#### [STATED TASK]
Look through the listing and locate every line containing the word "الجهات"; copy those lines.

#### [MATERIAL FOR THIS TASK]
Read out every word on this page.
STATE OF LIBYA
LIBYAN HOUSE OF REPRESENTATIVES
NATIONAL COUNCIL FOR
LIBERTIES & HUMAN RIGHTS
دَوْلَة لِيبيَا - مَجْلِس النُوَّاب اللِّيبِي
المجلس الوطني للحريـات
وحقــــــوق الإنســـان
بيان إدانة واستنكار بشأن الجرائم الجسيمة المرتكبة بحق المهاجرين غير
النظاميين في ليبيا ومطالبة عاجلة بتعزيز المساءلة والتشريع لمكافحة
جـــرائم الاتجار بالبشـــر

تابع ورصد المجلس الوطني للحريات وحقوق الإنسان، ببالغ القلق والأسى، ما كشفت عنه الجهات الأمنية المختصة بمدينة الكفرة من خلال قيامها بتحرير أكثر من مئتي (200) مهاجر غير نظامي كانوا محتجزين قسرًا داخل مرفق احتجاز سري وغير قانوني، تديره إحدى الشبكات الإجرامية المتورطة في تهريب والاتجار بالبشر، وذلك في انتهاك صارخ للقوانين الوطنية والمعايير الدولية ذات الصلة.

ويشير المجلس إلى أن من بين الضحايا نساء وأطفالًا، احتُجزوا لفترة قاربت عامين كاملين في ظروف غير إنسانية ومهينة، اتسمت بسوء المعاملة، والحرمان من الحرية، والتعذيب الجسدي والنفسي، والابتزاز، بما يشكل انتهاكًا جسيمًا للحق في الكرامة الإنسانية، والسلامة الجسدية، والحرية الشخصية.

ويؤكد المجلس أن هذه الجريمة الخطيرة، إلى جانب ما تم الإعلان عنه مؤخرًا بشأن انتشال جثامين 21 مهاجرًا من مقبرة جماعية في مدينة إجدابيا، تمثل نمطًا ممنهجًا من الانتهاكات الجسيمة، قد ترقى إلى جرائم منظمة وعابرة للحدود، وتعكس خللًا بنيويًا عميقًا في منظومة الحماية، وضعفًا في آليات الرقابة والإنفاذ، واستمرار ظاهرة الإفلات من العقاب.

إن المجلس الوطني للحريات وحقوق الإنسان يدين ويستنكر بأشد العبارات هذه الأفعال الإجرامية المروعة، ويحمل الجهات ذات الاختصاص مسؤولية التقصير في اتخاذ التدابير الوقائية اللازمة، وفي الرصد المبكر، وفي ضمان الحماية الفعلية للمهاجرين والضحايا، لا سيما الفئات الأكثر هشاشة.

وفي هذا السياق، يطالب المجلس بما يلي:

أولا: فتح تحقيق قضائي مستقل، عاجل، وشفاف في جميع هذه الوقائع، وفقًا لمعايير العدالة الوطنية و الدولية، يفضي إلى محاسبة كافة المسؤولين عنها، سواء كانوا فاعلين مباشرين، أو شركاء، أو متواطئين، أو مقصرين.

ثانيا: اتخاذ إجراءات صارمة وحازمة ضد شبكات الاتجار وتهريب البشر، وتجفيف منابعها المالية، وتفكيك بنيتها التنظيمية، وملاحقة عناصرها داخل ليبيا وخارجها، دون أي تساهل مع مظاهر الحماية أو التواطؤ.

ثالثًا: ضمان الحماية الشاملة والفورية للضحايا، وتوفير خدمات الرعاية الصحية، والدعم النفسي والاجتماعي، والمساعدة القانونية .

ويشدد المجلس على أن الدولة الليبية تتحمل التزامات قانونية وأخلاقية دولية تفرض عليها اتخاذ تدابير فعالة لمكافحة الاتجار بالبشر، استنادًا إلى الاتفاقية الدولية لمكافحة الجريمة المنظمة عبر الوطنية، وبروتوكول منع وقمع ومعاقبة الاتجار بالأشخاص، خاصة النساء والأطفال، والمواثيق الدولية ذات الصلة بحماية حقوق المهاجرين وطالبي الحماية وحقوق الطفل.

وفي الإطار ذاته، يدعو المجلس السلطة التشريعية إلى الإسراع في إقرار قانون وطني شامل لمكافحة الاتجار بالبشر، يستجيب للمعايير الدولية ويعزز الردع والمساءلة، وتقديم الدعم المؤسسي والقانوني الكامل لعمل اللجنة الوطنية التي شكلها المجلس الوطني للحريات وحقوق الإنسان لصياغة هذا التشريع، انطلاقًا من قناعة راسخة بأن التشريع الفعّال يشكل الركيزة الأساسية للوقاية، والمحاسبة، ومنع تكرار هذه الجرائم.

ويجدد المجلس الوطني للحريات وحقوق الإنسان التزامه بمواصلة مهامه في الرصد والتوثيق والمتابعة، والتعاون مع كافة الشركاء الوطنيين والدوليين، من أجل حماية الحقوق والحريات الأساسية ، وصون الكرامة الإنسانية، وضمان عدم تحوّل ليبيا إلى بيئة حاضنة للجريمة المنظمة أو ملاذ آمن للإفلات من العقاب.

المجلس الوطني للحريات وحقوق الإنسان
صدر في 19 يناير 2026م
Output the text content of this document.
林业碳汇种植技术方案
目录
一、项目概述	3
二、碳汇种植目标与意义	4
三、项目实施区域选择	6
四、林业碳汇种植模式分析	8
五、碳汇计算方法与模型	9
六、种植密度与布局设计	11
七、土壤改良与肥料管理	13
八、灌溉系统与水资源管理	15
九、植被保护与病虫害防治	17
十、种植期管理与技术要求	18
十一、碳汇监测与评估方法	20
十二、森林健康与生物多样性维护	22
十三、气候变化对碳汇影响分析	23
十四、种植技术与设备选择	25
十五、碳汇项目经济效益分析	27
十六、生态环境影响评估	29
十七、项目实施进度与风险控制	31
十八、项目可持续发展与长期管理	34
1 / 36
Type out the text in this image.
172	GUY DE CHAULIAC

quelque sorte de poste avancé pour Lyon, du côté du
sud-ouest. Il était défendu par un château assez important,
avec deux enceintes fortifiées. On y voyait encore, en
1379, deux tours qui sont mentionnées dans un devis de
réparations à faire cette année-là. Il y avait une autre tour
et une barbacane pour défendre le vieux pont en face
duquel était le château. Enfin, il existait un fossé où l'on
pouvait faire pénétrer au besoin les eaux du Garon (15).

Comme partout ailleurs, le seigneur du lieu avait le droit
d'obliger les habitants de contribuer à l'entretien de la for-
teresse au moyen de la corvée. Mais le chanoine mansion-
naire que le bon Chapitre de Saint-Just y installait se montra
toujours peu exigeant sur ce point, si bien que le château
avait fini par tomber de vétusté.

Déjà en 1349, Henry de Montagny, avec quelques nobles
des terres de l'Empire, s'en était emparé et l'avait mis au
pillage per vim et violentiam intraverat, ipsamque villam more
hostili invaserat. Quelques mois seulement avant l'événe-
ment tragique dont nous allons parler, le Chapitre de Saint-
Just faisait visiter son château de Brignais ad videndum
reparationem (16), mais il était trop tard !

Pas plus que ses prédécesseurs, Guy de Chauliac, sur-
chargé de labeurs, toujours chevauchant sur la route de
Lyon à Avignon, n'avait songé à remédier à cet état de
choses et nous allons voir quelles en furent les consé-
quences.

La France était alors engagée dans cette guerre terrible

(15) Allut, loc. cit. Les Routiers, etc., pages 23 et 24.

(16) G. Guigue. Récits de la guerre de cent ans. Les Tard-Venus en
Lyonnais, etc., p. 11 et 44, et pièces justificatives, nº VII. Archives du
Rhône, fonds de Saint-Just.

#### [COMPLETED EXERCISE]
تابع ورصد المجلس الوطني للحريات وحقوق الإنسان، ببالغ القلق والأسى، ما كشفت عنه الجهات الأمنية المختصة بمدينة الكفرة من خلال قيامها بتحرير أكثر من مئتي (200) مهاجر غير نظامي كانوا محتجزين قسرًا داخل مرفق احتجاز سري وغير قانوني، تديره إحدى الشبكات الإجرامية المتورطة في تهريب والاتجار بالبشر، وذلك في انتهاك صارخ للقوانين الوطنية والمعايير الدولية ذات الصلة.
إن المجلس الوطني للحريات وحقوق الإنسان يدين ويستنكر بأشد العبارات هذه الأفعال الإجرامية المروعة، ويحمل الجهات ذات الاختصاص مسؤولية التقصير في اتخاذ التدابير الوقائية اللازمة، وفي الرصد المبكر، وفي ضمان الحماية الفعلية للمهاجرين والضحايا، لا سيما الفئات الأكثر هشاشة.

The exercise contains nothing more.